[Start]

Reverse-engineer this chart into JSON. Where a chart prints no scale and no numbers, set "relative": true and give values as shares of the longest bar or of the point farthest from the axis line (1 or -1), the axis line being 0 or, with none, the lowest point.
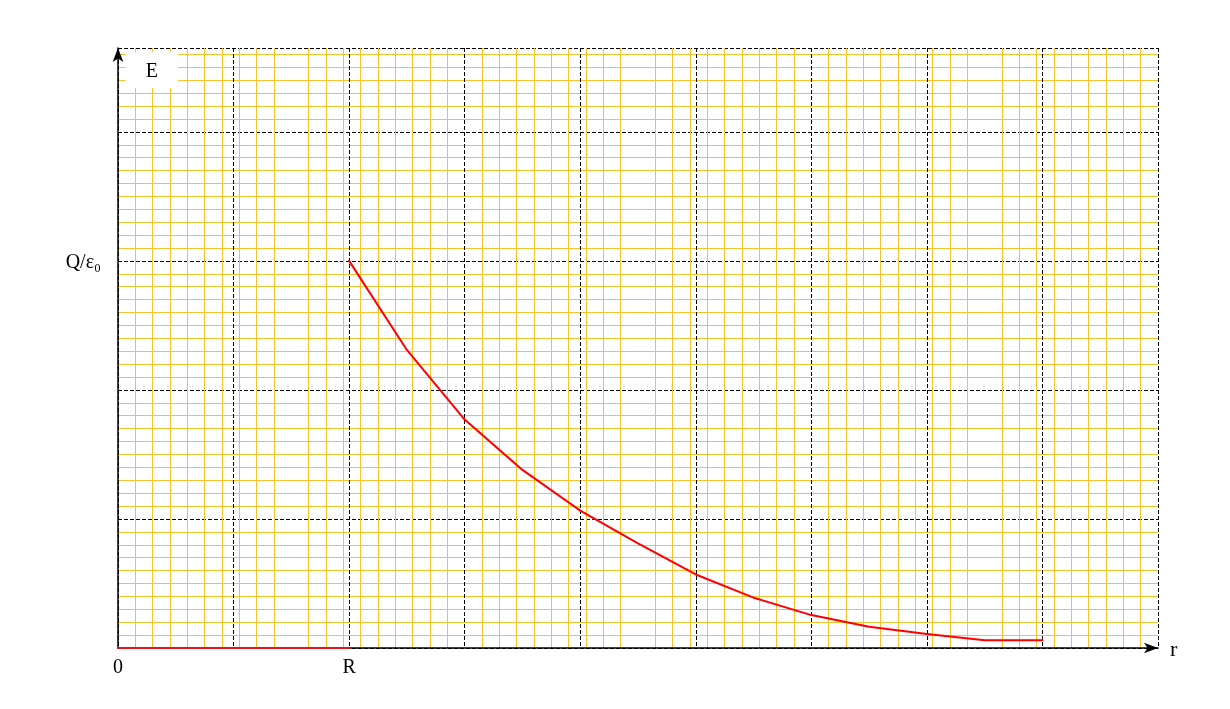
{
  "chart_data": {
    "type": "line",
    "xlabel": "r",
    "relative": true,
    "annotations": [
      "Q/ε₀",
      "E"
    ],
    "categories": [
      "0",
      null,
      null,
      null,
      "R",
      null,
      null,
      null,
      null,
      null,
      null,
      null,
      null,
      null,
      null,
      null,
      null,
      null,
      null
    ],
    "series": [
      {
        "color": "#e8141c",
        "values": [
          0,
          0,
          0,
          0,
          0,
          null,
          null,
          null,
          null,
          null,
          null,
          null,
          null,
          null,
          null,
          null,
          null,
          null,
          null
        ]
      },
      {
        "color": "#ff0000",
        "values": [
          null,
          null,
          null,
          null,
          1,
          0.77,
          0.59,
          0.46,
          0.355,
          0.27,
          0.19,
          0.13,
          0.085,
          0.055,
          0.036,
          0.02,
          0.02,
          null,
          null
        ]
      }
    ],
    "grid": true,
    "marker": "none"
  }
}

[End]

What you have to do ▸
Repeat the records in full, exactly as they appear, without the pictures.

Full solution ▸
Reverse-engineer this chart into JSON. Where a chart prints no scale and no numbers, set "relative": true and give values as shares of the longest bar or of the point farthest from the axis line (1 or -1), the axis line being 0 or, with none, the lowest point.
{
  "chart_data": {
    "type": "line",
    "xlabel": "r",
    "relative": true,
    "annotations": [
      "Q/ε₀",
      "E"
    ],
    "categories": [
      "0",
      null,
      null,
      null,
      "R",
      null,
      null,
      null,
      null,
      null,
      null,
      null,
      null,
      null,
      null,
      null,
      null,
      null,
      null
    ],
    "series": [
      {
        "color": "#e8141c",
        "values": [
          0,
          0,
          0,
          0,
          0,
          null,
          null,
          null,
          null,
          null,
          null,
          null,
          null,
          null,
          null,
          null,
          null,
          null,
          null
        ]
      },
      {
        "color": "#ff0000",
        "values": [
          null,
          null,
          null,
          null,
          1,
          0.77,
          0.59,
          0.46,
          0.355,
          0.27,
          0.19,
          0.13,
          0.085,
          0.055,
          0.036,
          0.02,
          0.02,
          null,
          null
        ]
      }
    ],
    "grid": true,
    "marker": "none"
  }
}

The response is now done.